◆ RECORD EXTRACTS
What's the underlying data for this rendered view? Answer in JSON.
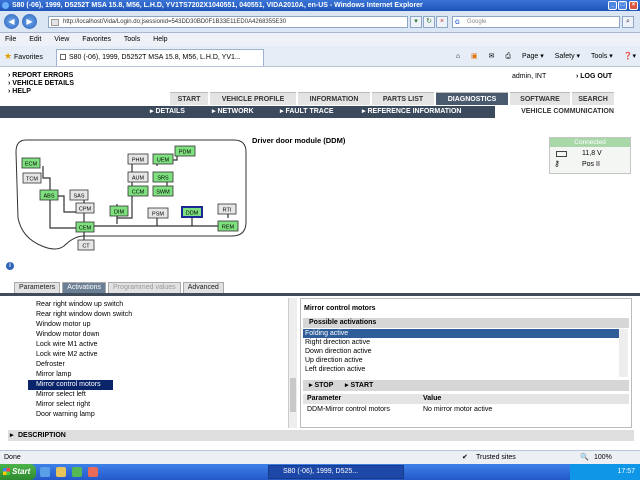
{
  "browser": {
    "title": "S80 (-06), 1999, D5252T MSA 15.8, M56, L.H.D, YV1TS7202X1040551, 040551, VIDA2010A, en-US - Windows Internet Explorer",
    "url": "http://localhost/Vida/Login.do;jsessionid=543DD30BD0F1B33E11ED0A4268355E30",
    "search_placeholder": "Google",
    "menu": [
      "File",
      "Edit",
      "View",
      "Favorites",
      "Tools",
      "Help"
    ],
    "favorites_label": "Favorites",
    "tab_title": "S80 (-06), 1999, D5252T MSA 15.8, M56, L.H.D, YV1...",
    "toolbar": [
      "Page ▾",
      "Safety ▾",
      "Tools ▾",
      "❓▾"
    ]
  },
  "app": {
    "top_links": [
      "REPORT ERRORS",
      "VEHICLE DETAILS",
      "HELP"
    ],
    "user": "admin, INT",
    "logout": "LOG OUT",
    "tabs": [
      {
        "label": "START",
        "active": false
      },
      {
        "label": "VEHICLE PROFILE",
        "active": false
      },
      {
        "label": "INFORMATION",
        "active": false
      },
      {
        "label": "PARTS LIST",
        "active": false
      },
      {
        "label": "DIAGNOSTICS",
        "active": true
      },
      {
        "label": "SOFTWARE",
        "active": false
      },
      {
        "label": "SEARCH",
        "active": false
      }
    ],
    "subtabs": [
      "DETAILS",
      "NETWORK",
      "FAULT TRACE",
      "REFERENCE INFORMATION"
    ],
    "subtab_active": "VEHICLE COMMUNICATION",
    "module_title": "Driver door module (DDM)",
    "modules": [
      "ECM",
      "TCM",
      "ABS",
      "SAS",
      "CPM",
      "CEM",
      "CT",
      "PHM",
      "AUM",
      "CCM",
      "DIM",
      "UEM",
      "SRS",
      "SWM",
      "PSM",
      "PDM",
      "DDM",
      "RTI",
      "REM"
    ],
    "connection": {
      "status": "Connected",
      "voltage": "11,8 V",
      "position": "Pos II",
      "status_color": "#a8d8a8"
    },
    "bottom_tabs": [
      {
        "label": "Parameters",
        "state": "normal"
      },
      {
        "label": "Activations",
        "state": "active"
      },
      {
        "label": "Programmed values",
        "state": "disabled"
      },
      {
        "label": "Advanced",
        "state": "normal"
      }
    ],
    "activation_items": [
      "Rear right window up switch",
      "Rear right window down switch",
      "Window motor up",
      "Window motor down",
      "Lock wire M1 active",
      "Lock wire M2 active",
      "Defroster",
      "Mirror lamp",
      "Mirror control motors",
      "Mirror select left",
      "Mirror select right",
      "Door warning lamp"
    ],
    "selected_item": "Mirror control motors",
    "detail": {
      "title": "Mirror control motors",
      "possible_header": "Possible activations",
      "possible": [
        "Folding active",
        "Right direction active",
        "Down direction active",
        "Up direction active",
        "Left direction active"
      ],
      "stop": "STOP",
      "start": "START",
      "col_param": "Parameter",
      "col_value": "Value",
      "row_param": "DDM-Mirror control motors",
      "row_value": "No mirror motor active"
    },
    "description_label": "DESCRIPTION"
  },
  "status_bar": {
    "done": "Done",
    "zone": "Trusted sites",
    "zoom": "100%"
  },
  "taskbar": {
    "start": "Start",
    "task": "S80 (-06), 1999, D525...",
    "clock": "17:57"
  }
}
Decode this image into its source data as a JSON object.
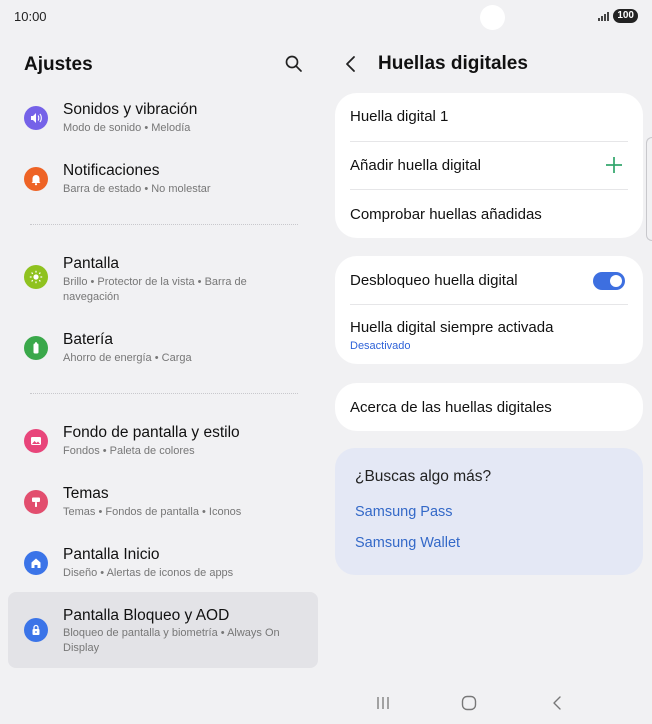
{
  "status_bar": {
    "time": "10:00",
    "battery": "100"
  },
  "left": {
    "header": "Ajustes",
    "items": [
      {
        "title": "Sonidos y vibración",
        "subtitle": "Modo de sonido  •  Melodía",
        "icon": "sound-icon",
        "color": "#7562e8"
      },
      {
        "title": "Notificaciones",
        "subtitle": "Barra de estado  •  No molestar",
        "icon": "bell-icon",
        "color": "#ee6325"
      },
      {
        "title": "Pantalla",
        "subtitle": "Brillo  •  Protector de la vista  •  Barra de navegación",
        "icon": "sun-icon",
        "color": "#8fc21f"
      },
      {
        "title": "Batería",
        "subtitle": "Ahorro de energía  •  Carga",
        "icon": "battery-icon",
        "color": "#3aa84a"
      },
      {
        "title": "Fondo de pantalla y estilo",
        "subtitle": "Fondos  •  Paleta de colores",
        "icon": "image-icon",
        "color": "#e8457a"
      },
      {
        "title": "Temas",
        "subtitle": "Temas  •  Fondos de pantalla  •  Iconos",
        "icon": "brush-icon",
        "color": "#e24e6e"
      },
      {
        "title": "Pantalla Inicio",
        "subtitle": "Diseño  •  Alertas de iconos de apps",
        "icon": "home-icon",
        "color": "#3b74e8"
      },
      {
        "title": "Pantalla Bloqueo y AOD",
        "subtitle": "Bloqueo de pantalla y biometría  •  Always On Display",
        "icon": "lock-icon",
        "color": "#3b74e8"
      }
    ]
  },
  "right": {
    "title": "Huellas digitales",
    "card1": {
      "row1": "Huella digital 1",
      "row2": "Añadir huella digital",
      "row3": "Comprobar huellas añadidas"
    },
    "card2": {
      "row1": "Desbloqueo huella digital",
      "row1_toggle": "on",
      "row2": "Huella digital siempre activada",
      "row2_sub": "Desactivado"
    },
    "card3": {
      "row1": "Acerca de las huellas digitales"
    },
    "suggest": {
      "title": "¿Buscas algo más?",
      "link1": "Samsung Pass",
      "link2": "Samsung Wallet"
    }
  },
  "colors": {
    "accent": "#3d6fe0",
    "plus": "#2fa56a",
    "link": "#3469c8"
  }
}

◆ THE EXERCISE
From the entries, copy out each line containing the word "wire".

◆ ANSWER FOR THIS EXERCISE
      "Lock wire M1 active",
      "Lock wire M2 active",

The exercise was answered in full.